#### Objective
Rewrite the records from the line that contains "Text: N: N xyxy=(162,179,170,190)" through the end of the records, replacing "Detect" with "Identify" and leaving everything else unchanged. Leave the pictures out of your answer.
===== Supplied material
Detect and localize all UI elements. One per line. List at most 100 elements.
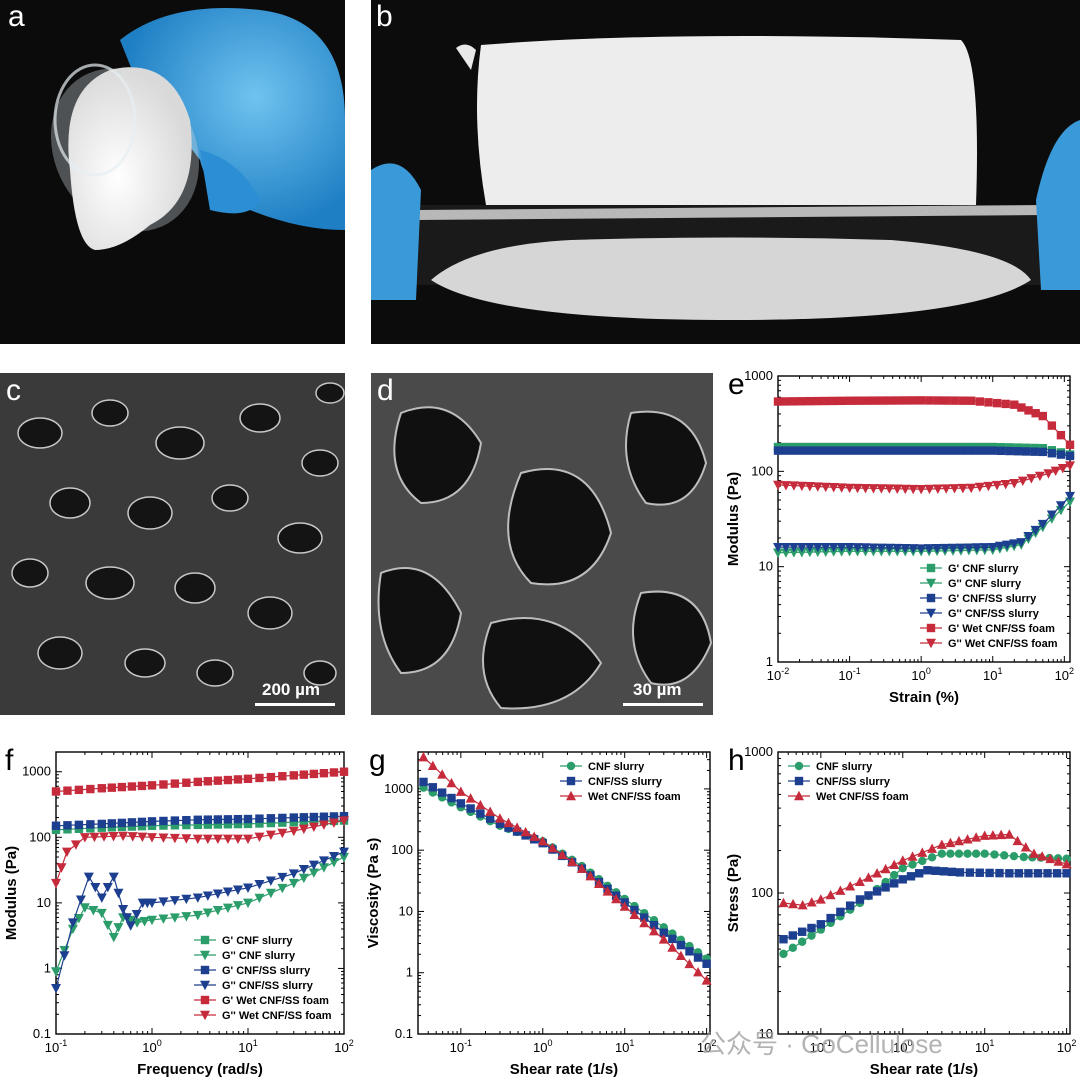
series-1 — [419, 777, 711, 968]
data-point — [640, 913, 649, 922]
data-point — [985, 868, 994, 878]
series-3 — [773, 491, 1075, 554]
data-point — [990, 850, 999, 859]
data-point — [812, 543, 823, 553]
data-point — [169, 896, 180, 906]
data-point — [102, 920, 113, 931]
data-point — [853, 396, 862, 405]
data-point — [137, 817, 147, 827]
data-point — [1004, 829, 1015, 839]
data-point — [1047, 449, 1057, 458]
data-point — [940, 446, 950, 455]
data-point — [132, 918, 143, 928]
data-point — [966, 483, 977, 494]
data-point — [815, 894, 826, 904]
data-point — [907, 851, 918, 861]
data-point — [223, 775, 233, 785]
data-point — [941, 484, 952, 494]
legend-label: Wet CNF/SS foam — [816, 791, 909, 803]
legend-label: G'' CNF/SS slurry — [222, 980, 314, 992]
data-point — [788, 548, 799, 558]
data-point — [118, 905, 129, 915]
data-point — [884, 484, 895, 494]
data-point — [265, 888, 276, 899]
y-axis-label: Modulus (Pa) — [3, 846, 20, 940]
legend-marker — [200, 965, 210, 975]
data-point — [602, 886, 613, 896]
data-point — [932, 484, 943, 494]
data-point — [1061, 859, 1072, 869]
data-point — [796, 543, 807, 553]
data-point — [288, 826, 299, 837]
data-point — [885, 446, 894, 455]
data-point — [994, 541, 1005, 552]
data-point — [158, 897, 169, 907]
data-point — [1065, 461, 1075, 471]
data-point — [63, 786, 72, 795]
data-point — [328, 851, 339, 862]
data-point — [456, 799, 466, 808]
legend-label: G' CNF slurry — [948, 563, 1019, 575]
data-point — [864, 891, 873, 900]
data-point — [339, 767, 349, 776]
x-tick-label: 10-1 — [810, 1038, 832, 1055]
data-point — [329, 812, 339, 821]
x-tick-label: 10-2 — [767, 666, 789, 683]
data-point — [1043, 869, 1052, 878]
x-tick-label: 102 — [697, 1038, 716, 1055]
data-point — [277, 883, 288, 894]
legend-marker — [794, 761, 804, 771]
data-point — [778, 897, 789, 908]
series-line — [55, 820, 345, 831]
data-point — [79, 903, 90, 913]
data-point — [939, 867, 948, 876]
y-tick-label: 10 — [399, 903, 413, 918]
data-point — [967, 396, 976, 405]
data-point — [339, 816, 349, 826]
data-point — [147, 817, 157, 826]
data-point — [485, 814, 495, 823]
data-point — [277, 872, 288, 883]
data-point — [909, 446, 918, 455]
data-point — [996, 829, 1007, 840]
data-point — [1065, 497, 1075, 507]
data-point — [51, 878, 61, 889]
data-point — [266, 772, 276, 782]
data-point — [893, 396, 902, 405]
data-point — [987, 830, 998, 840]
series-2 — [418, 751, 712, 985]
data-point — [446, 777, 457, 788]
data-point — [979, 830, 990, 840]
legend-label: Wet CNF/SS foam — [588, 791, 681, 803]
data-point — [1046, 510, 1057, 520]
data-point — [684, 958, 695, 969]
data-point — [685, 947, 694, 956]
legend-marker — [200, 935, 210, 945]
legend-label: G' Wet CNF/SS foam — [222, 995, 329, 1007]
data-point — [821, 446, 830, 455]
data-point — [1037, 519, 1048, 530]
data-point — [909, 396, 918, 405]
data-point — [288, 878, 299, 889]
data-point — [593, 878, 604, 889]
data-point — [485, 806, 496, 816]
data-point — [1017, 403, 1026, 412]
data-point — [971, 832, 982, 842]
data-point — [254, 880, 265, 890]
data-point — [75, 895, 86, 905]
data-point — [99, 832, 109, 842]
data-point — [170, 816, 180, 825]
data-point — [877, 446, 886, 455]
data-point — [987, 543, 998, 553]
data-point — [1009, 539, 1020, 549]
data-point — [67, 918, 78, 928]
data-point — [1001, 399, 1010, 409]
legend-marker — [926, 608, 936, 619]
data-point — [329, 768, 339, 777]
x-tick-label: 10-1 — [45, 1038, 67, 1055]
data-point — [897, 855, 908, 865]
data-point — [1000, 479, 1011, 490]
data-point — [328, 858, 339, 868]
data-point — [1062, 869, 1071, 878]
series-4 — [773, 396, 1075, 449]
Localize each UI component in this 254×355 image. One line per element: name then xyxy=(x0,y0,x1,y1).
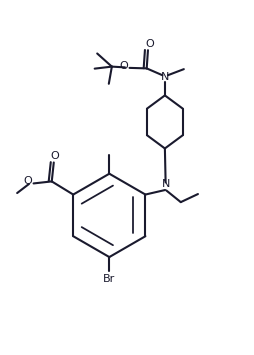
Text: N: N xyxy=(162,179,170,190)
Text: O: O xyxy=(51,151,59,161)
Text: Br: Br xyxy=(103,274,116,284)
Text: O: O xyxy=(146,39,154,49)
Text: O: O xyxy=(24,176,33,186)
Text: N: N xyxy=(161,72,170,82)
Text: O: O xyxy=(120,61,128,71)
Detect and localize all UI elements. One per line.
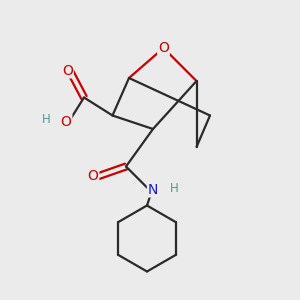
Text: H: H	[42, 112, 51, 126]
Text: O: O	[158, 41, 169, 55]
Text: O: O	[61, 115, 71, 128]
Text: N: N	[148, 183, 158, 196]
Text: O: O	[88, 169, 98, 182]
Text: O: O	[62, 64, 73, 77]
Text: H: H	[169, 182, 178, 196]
==========
#### Task answer
Text: N: N xyxy=(162,179,170,190)
Text: O: O xyxy=(51,151,59,161)
Text: Br: Br xyxy=(103,274,116,284)
Text: O: O xyxy=(146,39,154,49)
Text: O: O xyxy=(24,176,33,186)
Text: N: N xyxy=(161,72,170,82)
Text: O: O xyxy=(120,61,128,71)
Identify and localize all UI elements. One per line.
Text: H: H	[42, 112, 51, 126]
Text: O: O	[158, 41, 169, 55]
Text: O: O	[61, 115, 71, 128]
Text: N: N	[148, 183, 158, 196]
Text: O: O	[88, 169, 98, 182]
Text: O: O	[62, 64, 73, 77]
Text: H: H	[169, 182, 178, 196]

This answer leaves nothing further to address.